Records excerpted from a collection
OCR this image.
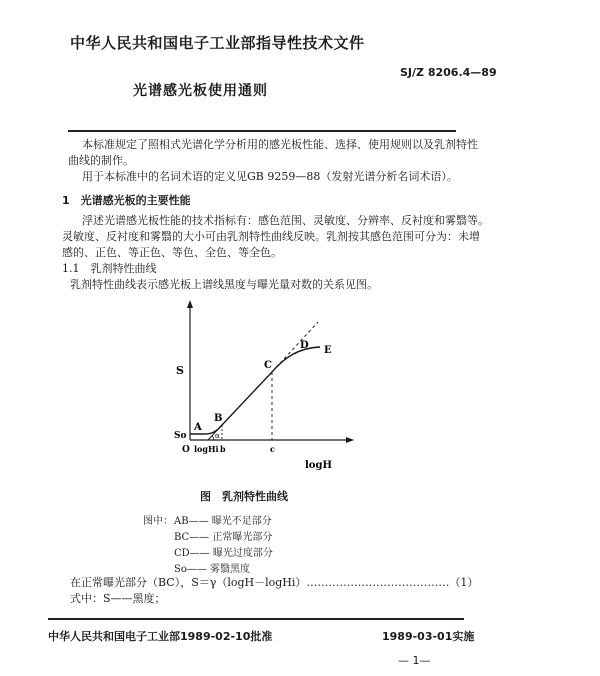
中华人民共和国电子工业部指导性技术文件
SJ/Z 8206.4—89
光谱感光板使用通则
本标准规定了照相式光谱化学分析用的感光板性能、选择、使用规则以及乳剂特性
曲线的制作。
用于本标准中的名词术语的定义见GB 9259—88（发射光谱分析名词术语）。
1　光谱感光板的主要性能
浮述光谱感光板性能的技术指标有：感色范围、灵敏度、分辨率、反衬度和雾翳等。
灵敏度、反衬度和雾翳的大小可由乳剂特性曲线反映。乳剂按其感色范围可分为：未增
感的、正色、等正色、等色、全色、等全色。
1.1　乳剂特性曲线
乳剂特性曲线表示感光板上谱线黑度与曝光量对数的关系见图。
S
logH
A
B
C
D E
So
O logHi b	c
α
图　乳剂特性曲线
图中： AB—— 曝光不足部分
BC—— 正常曝光部分
CD—— 曝光过度部分
So—— 雾翳黑度
在正常曝光部分（BC），S＝γ（logH－logHi）…………………………………（1）
式中：S——黑度；
中华人民共和国电子工业部1989-02-10批准	1989-03-01实施
— 1—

Request:
With the pictures left out, transcribe the material exactly.

Correct result:
OCR this image.
中华人民共和国电子工业部指导性技术文件
SJ/Z 8206.4—89
光谱感光板使用通则
本标准规定了照相式光谱化学分析用的感光板性能、选择、使用规则以及乳剂特性
曲线的制作。
用于本标准中的名词术语的定义见GB 9259—88（发射光谱分析名词术语）。
1　光谱感光板的主要性能
浮述光谱感光板性能的技术指标有：感色范围、灵敏度、分辨率、反衬度和雾翳等。
灵敏度、反衬度和雾翳的大小可由乳剂特性曲线反映。乳剂按其感色范围可分为：未增
感的、正色、等正色、等色、全色、等全色。
1.1　乳剂特性曲线
乳剂特性曲线表示感光板上谱线黑度与曝光量对数的关系见图。
S
logH
A
B
C
D E
So
O logHi b	c
α
图　乳剂特性曲线
图中： AB—— 曝光不足部分
BC—— 正常曝光部分
CD—— 曝光过度部分
So—— 雾翳黑度
在正常曝光部分（BC），S＝γ（logH－logHi）…………………………………（1）
式中：S——黑度；
中华人民共和国电子工业部1989-02-10批准	1989-03-01实施
— 1—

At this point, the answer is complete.